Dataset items
------------------------------------------------
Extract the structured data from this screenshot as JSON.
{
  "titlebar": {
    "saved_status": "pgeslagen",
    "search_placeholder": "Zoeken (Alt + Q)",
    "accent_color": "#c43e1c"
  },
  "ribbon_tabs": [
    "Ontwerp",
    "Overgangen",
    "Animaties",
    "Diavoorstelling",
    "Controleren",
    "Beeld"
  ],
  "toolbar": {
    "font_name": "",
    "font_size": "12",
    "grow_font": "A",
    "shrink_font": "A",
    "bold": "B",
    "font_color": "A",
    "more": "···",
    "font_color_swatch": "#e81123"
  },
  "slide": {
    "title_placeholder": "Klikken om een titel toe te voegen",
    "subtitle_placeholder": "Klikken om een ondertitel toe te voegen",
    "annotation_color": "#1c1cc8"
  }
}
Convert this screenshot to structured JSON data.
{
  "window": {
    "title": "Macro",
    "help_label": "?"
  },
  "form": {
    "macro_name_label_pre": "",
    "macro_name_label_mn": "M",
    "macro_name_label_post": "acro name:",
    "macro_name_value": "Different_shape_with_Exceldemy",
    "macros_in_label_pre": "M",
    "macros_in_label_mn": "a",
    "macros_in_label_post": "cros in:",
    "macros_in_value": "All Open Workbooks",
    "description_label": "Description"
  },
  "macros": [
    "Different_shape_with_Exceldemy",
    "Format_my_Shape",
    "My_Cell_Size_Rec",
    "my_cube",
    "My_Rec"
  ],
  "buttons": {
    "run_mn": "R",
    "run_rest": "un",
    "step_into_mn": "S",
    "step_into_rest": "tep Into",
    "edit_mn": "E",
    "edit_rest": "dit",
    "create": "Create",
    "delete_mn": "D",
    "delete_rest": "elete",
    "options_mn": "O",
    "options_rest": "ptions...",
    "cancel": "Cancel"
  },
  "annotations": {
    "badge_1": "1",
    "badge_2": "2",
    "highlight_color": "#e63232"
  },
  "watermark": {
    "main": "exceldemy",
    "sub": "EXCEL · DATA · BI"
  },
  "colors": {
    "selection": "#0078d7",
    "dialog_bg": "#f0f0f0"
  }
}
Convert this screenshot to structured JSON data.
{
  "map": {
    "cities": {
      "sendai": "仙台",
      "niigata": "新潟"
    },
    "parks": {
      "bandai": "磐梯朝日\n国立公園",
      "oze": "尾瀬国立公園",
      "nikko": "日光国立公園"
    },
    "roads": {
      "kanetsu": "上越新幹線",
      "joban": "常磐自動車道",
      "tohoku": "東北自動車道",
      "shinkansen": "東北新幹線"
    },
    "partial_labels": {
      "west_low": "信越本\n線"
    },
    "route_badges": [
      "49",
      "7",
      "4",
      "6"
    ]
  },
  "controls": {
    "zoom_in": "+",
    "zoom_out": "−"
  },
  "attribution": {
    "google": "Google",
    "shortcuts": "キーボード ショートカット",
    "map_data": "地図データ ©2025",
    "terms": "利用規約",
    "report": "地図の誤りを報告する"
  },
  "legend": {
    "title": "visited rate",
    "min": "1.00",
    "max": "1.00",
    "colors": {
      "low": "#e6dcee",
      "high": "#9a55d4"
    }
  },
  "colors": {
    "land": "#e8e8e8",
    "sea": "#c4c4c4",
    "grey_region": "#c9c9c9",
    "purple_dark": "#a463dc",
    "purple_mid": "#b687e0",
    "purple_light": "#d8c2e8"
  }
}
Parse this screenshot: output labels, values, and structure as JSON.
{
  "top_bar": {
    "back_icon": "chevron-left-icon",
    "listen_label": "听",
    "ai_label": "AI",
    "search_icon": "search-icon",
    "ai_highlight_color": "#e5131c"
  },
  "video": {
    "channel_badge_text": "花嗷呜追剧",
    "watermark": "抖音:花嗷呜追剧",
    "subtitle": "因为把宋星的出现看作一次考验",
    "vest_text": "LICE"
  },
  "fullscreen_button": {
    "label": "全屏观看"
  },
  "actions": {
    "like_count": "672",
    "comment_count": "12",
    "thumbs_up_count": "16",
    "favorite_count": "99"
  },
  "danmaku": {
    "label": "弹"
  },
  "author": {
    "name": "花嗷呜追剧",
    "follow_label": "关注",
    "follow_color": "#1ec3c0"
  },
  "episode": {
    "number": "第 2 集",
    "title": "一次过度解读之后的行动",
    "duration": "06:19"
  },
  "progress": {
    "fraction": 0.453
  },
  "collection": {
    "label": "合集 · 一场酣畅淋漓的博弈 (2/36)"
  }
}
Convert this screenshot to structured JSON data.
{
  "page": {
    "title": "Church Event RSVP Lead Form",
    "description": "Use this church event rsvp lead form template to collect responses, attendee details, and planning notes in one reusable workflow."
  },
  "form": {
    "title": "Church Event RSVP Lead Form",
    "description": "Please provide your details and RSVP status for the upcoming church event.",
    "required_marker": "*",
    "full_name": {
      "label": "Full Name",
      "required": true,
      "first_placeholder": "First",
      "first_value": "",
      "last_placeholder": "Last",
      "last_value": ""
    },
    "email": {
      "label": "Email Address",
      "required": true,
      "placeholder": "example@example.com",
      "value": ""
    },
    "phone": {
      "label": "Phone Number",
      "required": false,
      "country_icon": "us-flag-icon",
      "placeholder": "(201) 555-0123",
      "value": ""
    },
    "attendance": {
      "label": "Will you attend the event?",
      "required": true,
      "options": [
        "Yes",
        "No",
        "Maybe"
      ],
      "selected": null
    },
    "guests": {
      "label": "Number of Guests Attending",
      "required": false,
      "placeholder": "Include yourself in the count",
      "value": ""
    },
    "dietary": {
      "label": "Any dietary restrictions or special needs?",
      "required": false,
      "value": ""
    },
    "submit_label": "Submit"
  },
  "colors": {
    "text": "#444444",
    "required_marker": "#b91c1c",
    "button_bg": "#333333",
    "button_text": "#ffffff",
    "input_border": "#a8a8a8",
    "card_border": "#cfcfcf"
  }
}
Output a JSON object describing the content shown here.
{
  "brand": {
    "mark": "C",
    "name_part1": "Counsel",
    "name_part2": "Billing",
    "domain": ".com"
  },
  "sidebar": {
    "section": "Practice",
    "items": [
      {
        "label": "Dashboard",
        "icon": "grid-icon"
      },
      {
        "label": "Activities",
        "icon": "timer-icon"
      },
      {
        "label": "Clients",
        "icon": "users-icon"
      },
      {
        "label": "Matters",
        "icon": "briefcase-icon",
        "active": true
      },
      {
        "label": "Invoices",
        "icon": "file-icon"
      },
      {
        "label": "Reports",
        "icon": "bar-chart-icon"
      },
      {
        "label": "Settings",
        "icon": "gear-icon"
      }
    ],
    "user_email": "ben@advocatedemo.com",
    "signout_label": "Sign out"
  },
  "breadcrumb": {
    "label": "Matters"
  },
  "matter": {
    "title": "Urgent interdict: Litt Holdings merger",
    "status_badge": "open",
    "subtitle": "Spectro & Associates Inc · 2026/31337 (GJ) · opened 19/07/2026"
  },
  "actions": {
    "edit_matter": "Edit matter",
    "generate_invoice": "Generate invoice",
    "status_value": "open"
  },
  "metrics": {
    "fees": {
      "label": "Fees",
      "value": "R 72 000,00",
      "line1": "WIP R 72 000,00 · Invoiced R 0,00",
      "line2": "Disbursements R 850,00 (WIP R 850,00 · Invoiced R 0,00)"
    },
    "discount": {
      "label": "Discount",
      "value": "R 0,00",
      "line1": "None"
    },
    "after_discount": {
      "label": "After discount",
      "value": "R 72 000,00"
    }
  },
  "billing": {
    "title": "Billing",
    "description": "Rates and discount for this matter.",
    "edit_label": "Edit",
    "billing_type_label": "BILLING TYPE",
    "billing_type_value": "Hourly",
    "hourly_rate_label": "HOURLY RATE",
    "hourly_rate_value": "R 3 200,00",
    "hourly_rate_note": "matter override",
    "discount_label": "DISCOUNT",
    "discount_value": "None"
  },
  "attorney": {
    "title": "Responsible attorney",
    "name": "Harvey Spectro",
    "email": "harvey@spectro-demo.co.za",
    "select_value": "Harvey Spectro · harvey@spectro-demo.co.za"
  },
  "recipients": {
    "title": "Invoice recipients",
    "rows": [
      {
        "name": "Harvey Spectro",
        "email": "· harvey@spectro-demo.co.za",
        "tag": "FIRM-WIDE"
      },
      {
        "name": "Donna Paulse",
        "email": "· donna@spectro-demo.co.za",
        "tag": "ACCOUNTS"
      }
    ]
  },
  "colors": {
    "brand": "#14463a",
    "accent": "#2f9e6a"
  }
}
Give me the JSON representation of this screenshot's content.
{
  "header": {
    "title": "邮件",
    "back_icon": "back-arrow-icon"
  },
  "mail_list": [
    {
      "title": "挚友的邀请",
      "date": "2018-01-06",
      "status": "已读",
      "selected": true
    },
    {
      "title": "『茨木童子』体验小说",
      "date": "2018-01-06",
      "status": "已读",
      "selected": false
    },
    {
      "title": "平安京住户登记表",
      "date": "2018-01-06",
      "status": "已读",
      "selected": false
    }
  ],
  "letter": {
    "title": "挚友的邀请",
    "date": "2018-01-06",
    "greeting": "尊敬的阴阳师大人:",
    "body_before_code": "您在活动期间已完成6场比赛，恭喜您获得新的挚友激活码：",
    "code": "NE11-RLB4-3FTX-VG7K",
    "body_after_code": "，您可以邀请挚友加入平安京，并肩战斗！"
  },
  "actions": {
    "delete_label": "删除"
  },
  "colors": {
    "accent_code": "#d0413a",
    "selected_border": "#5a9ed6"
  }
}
------------------------------------------------
Your task is to extract the lines running from the one with "Give me the" to the end of the material, inclusive, copying each exactly and adding nothing.

◆ FINAL ANSWER
Give me the JSON representation of this screenshot's content.
{
  "header": {
    "title": "邮件",
    "back_icon": "back-arrow-icon"
  },
  "mail_list": [
    {
      "title": "挚友的邀请",
      "date": "2018-01-06",
      "status": "已读",
      "selected": true
    },
    {
      "title": "『茨木童子』体验小说",
      "date": "2018-01-06",
      "status": "已读",
      "selected": false
    },
    {
      "title": "平安京住户登记表",
      "date": "2018-01-06",
      "status": "已读",
      "selected": false
    }
  ],
  "letter": {
    "title": "挚友的邀请",
    "date": "2018-01-06",
    "greeting": "尊敬的阴阳师大人:",
    "body_before_code": "您在活动期间已完成6场比赛，恭喜您获得新的挚友激活码：",
    "code": "NE11-RLB4-3FTX-VG7K",
    "body_after_code": "，您可以邀请挚友加入平安京，并肩战斗！"
  },
  "actions": {
    "delete_label": "删除"
  },
  "colors": {
    "accent_code": "#d0413a",
    "selected_border": "#5a9ed6"
  }
}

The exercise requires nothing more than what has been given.